**課題の要件:**
- 1) 労災の通院費に関する本文のうち、「労災で請求可能な通院費の内容と申請するときの注意点」で始まり「で通院費の請求はできません。」で終わる部分を、「労災」を「労働災害」に置き換えて書き直してください。
- 2) 労災の通院費に関する本文を、最後の文の後から書き継いでください。

労災で請求可能な通院費の内容と申請するときの注意点
労災で請求可能な通院費①:適切な距離内での交通費
労災で請求可能な通院費とは、「労働者の居住地または勤務地から、原則として片道2km以上4km以内の通院であること」と「同一市町村内の適切な医療機関へ通院した場合であること」の2つの要件を満たしている場合です。なので、たとえば「名医を求め越県通院をしたい」や「市外の実家で療養したいから、実家近くの病院に通いたい」というような場合では、労災で通院費の請求はできません。
適切な病院が無い場合は相談を
ただし、居住地や勤務地のある市町村内に適切な医療機関がない場合には、同一市町村外の医療機関への通院費が認められることがあります。また、2008年の見直しにより、「4km以内」という要件が緩和されたので、最近では4km以上離れている病院への通院費も請求できるようになりました。それでも通院費を請求できるかが心配な方は、労働基準監督署に問い合わせてみるとよいです。通院費請求が認められた場合は、通院にかかった費用の実費相当額が支給されます。また、転院や自宅から医療機関への移送にかかった通院費用も請求ができます。

(文書構造認識データ)
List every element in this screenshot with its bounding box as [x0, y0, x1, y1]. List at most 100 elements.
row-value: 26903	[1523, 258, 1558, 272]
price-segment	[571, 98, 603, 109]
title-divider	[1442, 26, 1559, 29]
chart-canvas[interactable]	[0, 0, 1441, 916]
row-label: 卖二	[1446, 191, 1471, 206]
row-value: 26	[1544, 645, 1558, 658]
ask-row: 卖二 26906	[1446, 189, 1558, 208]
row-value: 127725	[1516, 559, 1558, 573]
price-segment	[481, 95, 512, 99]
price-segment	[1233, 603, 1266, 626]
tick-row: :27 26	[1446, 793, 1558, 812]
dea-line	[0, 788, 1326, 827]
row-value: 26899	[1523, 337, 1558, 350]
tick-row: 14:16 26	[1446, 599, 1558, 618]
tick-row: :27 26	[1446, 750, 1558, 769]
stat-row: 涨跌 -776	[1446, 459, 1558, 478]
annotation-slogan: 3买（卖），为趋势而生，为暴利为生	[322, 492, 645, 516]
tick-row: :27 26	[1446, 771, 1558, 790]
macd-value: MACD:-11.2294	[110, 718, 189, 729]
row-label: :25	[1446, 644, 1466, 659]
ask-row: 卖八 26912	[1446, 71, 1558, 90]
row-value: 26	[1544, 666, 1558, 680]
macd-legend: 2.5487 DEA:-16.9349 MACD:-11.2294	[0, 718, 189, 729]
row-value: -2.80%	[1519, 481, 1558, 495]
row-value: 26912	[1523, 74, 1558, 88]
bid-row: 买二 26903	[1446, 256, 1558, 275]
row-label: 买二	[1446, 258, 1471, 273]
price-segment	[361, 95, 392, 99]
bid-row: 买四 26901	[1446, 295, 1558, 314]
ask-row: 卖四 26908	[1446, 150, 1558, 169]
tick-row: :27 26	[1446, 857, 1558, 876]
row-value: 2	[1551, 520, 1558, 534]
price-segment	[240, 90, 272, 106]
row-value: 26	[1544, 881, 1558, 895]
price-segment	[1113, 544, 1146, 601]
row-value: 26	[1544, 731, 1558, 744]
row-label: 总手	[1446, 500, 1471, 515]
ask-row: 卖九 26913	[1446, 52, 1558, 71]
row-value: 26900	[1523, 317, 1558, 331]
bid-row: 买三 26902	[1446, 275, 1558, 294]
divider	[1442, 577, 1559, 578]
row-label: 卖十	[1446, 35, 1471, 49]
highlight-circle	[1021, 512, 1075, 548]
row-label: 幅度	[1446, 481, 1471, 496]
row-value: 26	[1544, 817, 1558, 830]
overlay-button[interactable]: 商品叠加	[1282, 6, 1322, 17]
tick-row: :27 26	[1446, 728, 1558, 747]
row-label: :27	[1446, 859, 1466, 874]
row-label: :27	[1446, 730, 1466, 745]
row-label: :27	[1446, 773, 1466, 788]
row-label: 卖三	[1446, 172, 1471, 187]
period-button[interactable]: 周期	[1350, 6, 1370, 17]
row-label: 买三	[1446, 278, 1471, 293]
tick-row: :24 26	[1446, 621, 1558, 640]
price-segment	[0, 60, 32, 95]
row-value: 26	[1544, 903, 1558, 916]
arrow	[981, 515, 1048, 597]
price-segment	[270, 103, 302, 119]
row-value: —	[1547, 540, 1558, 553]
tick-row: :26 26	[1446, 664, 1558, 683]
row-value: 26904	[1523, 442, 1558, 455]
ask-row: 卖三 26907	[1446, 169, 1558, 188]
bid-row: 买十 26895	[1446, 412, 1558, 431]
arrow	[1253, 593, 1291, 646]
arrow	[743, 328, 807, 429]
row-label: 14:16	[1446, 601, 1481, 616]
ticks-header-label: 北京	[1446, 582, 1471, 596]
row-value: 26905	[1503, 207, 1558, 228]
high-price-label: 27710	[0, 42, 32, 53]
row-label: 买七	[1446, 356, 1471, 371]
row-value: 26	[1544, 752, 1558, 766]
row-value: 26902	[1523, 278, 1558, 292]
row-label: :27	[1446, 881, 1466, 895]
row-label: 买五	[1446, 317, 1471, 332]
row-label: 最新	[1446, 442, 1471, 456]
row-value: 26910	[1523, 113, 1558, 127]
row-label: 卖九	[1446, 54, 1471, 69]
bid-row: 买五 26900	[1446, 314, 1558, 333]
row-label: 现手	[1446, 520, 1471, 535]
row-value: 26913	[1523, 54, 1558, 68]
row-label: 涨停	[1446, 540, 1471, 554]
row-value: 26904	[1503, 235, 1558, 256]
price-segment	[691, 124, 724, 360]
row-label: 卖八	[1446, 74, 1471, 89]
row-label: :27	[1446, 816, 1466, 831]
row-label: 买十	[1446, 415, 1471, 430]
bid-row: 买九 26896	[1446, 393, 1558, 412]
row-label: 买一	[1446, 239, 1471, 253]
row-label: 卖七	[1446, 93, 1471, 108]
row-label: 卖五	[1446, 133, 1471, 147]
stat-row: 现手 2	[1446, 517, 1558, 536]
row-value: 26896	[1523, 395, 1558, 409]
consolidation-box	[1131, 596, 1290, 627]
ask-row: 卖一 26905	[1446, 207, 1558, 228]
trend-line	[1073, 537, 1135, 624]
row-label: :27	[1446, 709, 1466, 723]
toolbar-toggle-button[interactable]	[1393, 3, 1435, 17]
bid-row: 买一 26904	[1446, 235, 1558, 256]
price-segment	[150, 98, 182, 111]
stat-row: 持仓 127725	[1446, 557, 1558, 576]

**課題への解答:**
- 1)
労働災害で請求可能な通院費の内容と申請するときの注意点
労働災害で請求可能な通院費①:適切な距離内での交通費
労働災害で請求可能な通院費とは、「労働者の居住地または勤務地から、原則として片道2km以上4km以内の通院であること」と「同一市町村内の適切な医療機関へ通院した場合であること」の2つの要件を満たしている場合です。なので、たとえば「名医を求め越県通院をしたい」や「市外の実家で療養したいから、実家近くの病院に通いたい」というような場合では、労働災害で通院費の請求はできません。

- 2)
労災で請求可能な通院費②:公共交通機関が利用困難な場合の交通費
労災で請求できる通院費は、「鉄道やバスなどの公共交通機関を利用した場合の費用」が原則です。ただし、必要と認められる場合には、通院費用としてタクシー代も請求することができます。タクシー代を請求するには、「医師から公共交通機関の利用が困難であるという診断書が出ること」や「タクシー以外の適当な公共交通機関がないこと」などの条件を満たす必要があります。なお、医師の診断書が必要な場合は、早めに依頼することをおすすめします。
4kmを超えていても最寄りならタクシー代請求は可能
また、診療に適した医療機関が自宅から4kmの範囲内にない場合でも、最寄りの医療機関であればタクシー代を通院費として請求可能です。このとき、労災では「必要と認められる限度で通院費を支給」しますとされており、「必要と認められる限度で」ということなので全額支給されるとは限りません。
タクシー代は領収書が必要
労災でタクシー代を請求するときには領収書の添付が必要です。領収書の添付が必要なのはタクシーのみで、鉄道やバスなどの公共交通機関では必要ありません。タクシー代を通院費として請求するときは、忘れずに領収書をもらい、領収書をなくさないように気を付けましょう。
通院費を請求する際は時効に注意
労災で通院費を請求する際の注意点として、「時効」が挙げられます。労災の通院費請求権には時効があるので、時効が切れるまでに請求する必要があります。通院費の請求権は「療養の費用を支出した日ごとに発生」し、時効は「その翌日から2年」とされています。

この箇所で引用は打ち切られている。